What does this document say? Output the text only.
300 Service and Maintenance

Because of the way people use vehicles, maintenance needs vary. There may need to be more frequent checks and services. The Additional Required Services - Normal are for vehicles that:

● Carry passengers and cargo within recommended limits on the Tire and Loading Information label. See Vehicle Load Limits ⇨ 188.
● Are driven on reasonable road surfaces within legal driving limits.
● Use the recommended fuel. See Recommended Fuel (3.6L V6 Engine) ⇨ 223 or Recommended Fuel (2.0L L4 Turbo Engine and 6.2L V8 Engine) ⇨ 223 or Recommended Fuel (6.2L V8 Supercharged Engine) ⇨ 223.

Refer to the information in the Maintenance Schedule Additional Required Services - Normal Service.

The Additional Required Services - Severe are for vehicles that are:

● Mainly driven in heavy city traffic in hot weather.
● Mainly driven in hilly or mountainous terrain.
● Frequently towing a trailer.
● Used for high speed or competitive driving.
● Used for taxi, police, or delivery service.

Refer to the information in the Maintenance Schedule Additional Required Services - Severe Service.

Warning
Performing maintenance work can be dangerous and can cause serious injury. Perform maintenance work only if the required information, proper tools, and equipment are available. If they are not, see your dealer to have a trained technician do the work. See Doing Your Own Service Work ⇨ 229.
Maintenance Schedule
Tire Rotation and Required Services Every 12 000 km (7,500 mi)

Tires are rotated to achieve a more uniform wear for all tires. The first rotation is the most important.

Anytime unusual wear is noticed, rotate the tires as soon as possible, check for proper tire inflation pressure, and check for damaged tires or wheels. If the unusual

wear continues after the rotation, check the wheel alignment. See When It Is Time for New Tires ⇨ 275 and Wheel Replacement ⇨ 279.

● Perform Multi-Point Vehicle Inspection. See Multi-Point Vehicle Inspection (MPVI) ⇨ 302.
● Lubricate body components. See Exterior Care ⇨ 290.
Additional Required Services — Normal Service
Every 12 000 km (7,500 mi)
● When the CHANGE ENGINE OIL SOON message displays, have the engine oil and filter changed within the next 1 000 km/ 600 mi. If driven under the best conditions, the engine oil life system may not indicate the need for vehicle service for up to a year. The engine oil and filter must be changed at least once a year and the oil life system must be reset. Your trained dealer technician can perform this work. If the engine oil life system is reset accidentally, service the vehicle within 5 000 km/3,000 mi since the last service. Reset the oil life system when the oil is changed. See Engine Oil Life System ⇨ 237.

────────────────

Tally the lines of the material above that contain the word "Mainly" and report the total alone.

2